▶ What to do
List all the lines in these records that hold "title".

━━━ Stored rows

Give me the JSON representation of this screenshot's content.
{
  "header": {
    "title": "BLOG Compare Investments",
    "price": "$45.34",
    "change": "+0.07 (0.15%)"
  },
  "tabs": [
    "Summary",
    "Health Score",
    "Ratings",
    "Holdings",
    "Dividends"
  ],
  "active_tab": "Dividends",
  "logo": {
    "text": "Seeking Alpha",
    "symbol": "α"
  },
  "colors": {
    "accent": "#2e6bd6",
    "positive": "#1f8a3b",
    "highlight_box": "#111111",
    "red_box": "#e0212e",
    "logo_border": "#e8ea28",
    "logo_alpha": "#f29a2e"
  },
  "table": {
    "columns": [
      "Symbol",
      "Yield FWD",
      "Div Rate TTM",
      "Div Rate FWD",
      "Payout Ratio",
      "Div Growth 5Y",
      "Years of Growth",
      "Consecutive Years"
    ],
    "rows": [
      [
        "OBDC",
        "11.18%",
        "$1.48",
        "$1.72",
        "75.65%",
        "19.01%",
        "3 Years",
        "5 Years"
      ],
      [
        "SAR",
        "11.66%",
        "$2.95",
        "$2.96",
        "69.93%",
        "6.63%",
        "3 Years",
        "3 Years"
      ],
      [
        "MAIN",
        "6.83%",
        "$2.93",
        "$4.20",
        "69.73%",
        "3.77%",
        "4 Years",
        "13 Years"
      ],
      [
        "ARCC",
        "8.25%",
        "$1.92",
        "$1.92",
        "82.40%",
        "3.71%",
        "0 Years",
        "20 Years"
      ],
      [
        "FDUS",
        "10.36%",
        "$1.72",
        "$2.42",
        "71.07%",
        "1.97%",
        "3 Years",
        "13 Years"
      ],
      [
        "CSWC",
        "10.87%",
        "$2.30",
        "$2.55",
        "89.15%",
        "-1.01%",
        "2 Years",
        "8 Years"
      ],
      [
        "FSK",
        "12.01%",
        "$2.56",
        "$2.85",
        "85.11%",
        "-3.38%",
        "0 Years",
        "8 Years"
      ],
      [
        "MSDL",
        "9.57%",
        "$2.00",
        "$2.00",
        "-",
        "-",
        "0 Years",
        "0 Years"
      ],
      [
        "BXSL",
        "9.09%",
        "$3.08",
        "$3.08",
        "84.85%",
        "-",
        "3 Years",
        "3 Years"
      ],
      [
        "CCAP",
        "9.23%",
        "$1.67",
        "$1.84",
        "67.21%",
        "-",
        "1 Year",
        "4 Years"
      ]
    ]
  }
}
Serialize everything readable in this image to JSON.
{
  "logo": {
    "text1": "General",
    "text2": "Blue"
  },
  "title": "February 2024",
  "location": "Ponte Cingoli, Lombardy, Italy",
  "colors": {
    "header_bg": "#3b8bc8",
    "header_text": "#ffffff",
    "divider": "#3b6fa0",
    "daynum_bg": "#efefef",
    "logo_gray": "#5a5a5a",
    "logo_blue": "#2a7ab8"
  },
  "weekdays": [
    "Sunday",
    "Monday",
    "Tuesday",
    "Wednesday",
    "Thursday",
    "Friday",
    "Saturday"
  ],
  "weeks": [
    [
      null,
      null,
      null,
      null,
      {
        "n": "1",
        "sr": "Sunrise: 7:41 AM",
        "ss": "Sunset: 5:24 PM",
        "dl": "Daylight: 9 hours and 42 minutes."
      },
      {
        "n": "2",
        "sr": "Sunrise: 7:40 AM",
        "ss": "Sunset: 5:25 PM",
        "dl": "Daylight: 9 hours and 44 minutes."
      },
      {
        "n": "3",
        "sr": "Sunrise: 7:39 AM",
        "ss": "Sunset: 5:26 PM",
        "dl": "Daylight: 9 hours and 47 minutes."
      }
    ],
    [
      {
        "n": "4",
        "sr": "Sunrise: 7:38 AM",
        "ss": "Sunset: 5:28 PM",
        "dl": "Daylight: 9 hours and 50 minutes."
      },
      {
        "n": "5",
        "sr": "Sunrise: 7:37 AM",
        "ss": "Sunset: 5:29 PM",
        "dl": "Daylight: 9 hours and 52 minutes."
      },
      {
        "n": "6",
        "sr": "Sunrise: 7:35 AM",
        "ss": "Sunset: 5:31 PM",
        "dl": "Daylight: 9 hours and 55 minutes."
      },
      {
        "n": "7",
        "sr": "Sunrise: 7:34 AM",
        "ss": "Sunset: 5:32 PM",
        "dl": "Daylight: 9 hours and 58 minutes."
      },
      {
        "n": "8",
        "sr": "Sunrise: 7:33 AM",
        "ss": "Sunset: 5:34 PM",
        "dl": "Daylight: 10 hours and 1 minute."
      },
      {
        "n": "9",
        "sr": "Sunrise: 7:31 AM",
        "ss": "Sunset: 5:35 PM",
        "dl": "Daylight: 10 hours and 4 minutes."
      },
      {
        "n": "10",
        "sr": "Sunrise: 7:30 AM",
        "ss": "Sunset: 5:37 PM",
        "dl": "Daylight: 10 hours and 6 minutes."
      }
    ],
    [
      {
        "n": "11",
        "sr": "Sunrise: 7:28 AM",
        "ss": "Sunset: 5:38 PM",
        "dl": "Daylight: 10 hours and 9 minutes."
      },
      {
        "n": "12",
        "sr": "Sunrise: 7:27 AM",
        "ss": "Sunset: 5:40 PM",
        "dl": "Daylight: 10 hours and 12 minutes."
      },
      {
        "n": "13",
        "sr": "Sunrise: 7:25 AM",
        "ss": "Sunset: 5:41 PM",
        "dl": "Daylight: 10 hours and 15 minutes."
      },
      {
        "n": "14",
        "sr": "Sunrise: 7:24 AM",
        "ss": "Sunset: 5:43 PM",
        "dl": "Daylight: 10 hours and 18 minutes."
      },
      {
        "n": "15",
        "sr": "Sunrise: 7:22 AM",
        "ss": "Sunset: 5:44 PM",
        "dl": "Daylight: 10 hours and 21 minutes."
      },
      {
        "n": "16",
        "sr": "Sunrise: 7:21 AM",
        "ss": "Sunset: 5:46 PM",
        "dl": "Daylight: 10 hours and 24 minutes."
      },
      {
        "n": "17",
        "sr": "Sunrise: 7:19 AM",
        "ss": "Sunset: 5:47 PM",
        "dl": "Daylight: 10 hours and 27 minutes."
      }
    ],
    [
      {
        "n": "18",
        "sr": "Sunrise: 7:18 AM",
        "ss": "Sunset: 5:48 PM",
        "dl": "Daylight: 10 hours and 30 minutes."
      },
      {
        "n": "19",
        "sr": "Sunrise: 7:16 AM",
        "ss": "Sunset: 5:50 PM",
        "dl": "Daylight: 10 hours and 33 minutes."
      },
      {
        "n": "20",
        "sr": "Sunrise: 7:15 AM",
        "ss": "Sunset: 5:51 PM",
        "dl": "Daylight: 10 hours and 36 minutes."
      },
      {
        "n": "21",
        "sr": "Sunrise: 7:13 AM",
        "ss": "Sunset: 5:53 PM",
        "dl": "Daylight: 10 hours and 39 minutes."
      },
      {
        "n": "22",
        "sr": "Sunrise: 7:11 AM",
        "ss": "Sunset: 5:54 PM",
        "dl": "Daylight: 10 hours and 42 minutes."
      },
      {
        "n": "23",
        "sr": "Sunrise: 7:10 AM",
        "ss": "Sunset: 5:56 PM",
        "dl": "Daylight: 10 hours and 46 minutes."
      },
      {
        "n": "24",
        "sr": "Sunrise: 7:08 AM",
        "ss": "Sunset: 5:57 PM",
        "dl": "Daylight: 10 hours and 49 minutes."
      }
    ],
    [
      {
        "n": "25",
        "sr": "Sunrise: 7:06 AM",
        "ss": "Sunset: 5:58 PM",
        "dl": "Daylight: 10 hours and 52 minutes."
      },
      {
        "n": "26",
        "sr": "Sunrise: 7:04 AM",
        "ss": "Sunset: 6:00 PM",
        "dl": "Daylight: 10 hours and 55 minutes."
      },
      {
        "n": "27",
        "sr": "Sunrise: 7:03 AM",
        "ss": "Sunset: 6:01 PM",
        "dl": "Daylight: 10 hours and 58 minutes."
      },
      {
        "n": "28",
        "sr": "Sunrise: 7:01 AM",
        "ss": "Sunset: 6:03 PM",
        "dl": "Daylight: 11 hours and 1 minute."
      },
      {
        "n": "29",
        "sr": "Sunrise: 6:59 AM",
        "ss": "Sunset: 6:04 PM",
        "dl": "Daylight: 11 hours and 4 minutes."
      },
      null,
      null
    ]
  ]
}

━━━━━━

▶ Finished task
    "title": "BLOG Compare Investments",
  "title": "February 2024",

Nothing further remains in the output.